**What you need to do:** Type out all the records word for word. Any pictures are to be left out.

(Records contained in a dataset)

+ + + + +

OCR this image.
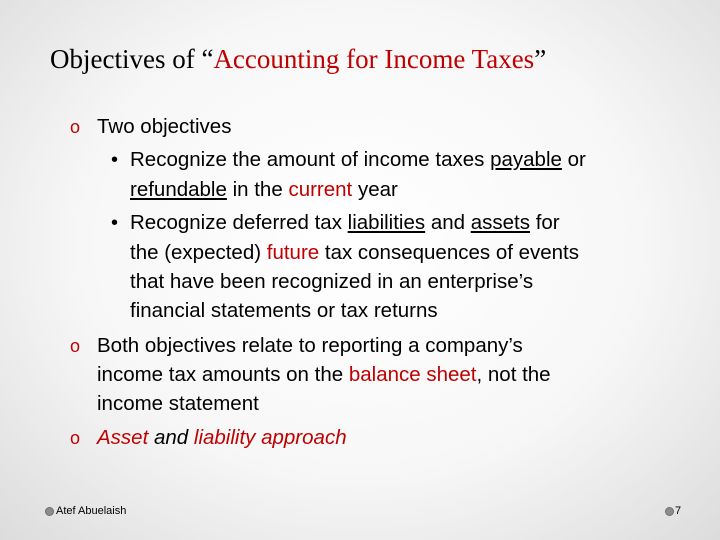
Objectives of “Accounting for Income Taxes”
o Two objectives
• Recognize the amount of income taxes payable or
refundable in the current year
• Recognize deferred tax liabilities and assets for
the (expected) future tax consequences of events
that have been recognized in an enterprise’s
financial statements or tax returns
o Both objectives relate to reporting a company’s
income tax amounts on the balance sheet, not the
income statement
o Asset and liability approach
Atef Abuelaish	7
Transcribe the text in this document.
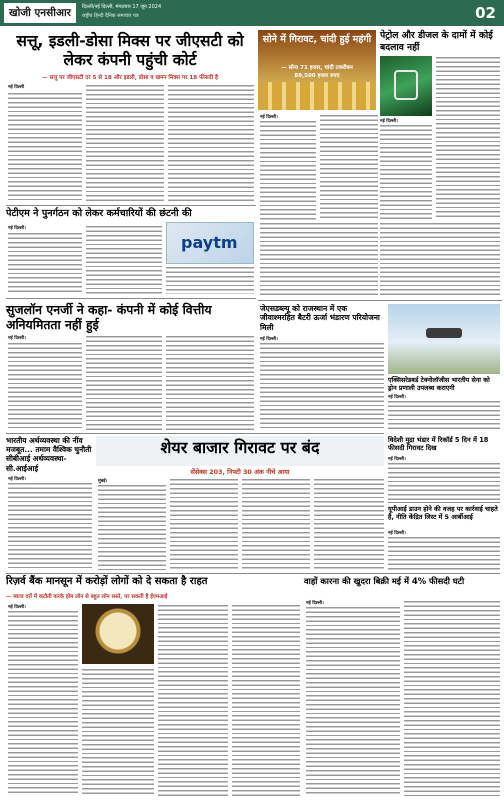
खोजी एनसीआर	दिल्ली/नई दिल्ली, मंगलवार 17 जून 2024
राष्ट्रीय हिन्दी दैनिक समाचार पत्र	02
सत्तू, इडली-डोसा मिक्स पर जीएसटी को लेकर कंपनी पहुंची कोर्ट
— सत्तू पर जीएसटी दर 5 से 18 और इडली, डोसा व खमन मिक्स पर 18 फीसदी है
नई दिल्ली
पेटीएम ने पुनर्गठन को लेकर कर्मचारियों की छंटनी की
नई दिल्ली।
paytm
सोने में गिरावट, चांदी हुई महंगी
— सोना 71 हजार, चांदी तकरीबन
89,500 हजार रुपए
नई दिल्ली।
पेट्रोल और डीजल के दामों में कोई बदलाव नहीं
नई दिल्ली।
सुजलॉन एनर्जी ने कहा- कंपनी में कोई वित्तीय अनियमितता नहीं हुई
नई दिल्ली।
जेएसडब्ल्यू को राजस्थान में एक जीवाश्मरहित बैटरी ऊर्जा भंडारण परियोजना मिली
नई दिल्ली।
एक्सिसरेडबर्ड टेक्नोलॉजीस भारतीय सेना को ड्रोन प्रणाली उपलब्ध कराएगी
नई दिल्ली।
भारतीय अर्थव्यवस्था की नींव मजबूत... तमाम वैश्विक चुनौती सीबीआई अर्थव्यवस्था- सी.आईआई
नई दिल्ली।
शेयर बाजार गिरावट पर बंद
सेंसेक्स 203, निफ्टी 30 अंक नीचे आया
मुंबई।
विदेशी मुद्रा भंडार में रिकॉर्ड 5 दिन में 18 फीसदी गिरावट दिख
नई दिल्ली।
यूपीआई डाउन होने की वजह पर कार्रवाई चाहते हैं, नीति केंद्रित लिस्ट में 5 आर्बीआई
नई दिल्ली।
रिज़र्व बैंक मानसून में करोड़ों लोगों को दे सकता है राहत
— ब्याज दरों में कटौती करके होम लोन से बहुत लोन सस्ते, पर सकती है ईएमआई
नई दिल्ली।
वाहों कारना की खुदरा बिक्री मई में 4% फीसदी घटी
नई दिल्ली।
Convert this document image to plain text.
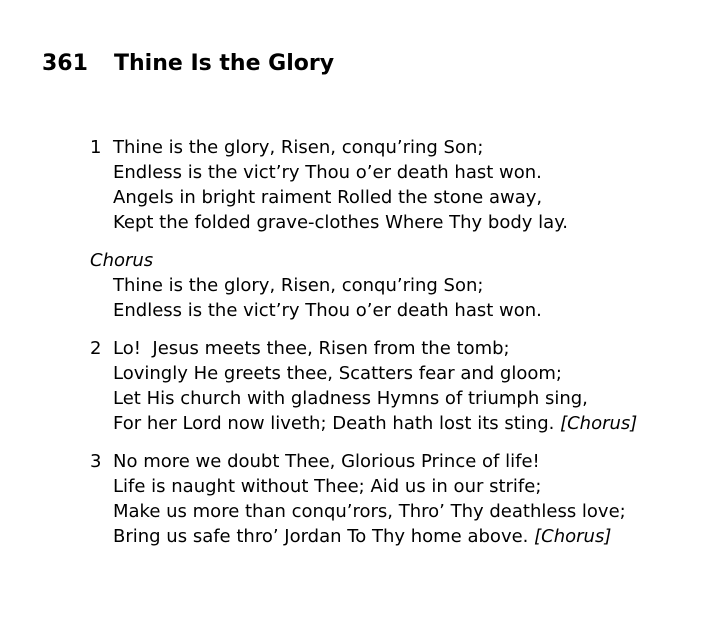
361 Thine Is the Glory
1 Thine is the glory, Risen, conqu’ring Son;
Endless is the vict’ry Thou o’er death hast won.
Angels in bright raiment Rolled the stone away,
Kept the folded grave-clothes Where Thy body lay.
Chorus
Thine is the glory, Risen, conqu’ring Son;
Endless is the vict’ry Thou o’er death hast won.
2 Lo!  Jesus meets thee, Risen from the tomb;
Lovingly He greets thee, Scatters fear and gloom;
Let His church with gladness Hymns of triumph sing,
For her Lord now liveth; Death hath lost its sting. [Chorus]
3 No more we doubt Thee, Glorious Prince of life!
Life is naught without Thee; Aid us in our strife;
Make us more than conqu’rors, Thro’ Thy deathless love;
Bring us safe thro’ Jordan To Thy home above. [Chorus]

+ + + + +

**Answer:**
OCR this image.
Objectives of “Accounting for Income Taxes”
o Two objectives
• Recognize the amount of income taxes payable or
refundable in the current year
• Recognize deferred tax liabilities and assets for
the (expected) future tax consequences of events
that have been recognized in an enterprise’s
financial statements or tax returns
o Both objectives relate to reporting a company’s
income tax amounts on the balance sheet, not the
income statement
o Asset and liability approach
Atef Abuelaish	7
Transcribe the text in this document.
खोजी एनसीआर	दिल्ली/नई दिल्ली, मंगलवार 17 जून 2024
राष्ट्रीय हिन्दी दैनिक समाचार पत्र	02
सत्तू, इडली-डोसा मिक्स पर जीएसटी को लेकर कंपनी पहुंची कोर्ट
— सत्तू पर जीएसटी दर 5 से 18 और इडली, डोसा व खमन मिक्स पर 18 फीसदी है
नई दिल्ली
पेटीएम ने पुनर्गठन को लेकर कर्मचारियों की छंटनी की
नई दिल्ली।
paytm
सोने में गिरावट, चांदी हुई महंगी
— सोना 71 हजार, चांदी तकरीबन
89,500 हजार रुपए
नई दिल्ली।
पेट्रोल और डीजल के दामों में कोई बदलाव नहीं
नई दिल्ली।
सुजलॉन एनर्जी ने कहा- कंपनी में कोई वित्तीय अनियमितता नहीं हुई
नई दिल्ली।
जेएसडब्ल्यू को राजस्थान में एक जीवाश्मरहित बैटरी ऊर्जा भंडारण परियोजना मिली
नई दिल्ली।
एक्सिसरेडबर्ड टेक्नोलॉजीस भारतीय सेना को ड्रोन प्रणाली उपलब्ध कराएगी
नई दिल्ली।
भारतीय अर्थव्यवस्था की नींव मजबूत... तमाम वैश्विक चुनौती सीबीआई अर्थव्यवस्था- सी.आईआई
नई दिल्ली।
शेयर बाजार गिरावट पर बंद
सेंसेक्स 203, निफ्टी 30 अंक नीचे आया
मुंबई।
विदेशी मुद्रा भंडार में रिकॉर्ड 5 दिन में 18 फीसदी गिरावट दिख
नई दिल्ली।
यूपीआई डाउन होने की वजह पर कार्रवाई चाहते हैं, नीति केंद्रित लिस्ट में 5 आर्बीआई
नई दिल्ली।
रिज़र्व बैंक मानसून में करोड़ों लोगों को दे सकता है राहत
— ब्याज दरों में कटौती करके होम लोन से बहुत लोन सस्ते, पर सकती है ईएमआई
नई दिल्ली।
वाहों कारना की खुदरा बिक्री मई में 4% फीसदी घटी
नई दिल्ली।
Convert this document image to plain text.
361 Thine Is the Glory
1 Thine is the glory, Risen, conqu’ring Son;
Endless is the vict’ry Thou o’er death hast won.
Angels in bright raiment Rolled the stone away,
Kept the folded grave-clothes Where Thy body lay.
Chorus
Thine is the glory, Risen, conqu’ring Son;
Endless is the vict’ry Thou o’er death hast won.
2 Lo!  Jesus meets thee, Risen from the tomb;
Lovingly He greets thee, Scatters fear and gloom;
Let His church with gladness Hymns of triumph sing,
For her Lord now liveth; Death hath lost its sting. [Chorus]
3 No more we doubt Thee, Glorious Prince of life!
Life is naught without Thee; Aid us in our strife;
Make us more than conqu’rors, Thro’ Thy deathless love;
Bring us safe thro’ Jordan To Thy home above. [Chorus]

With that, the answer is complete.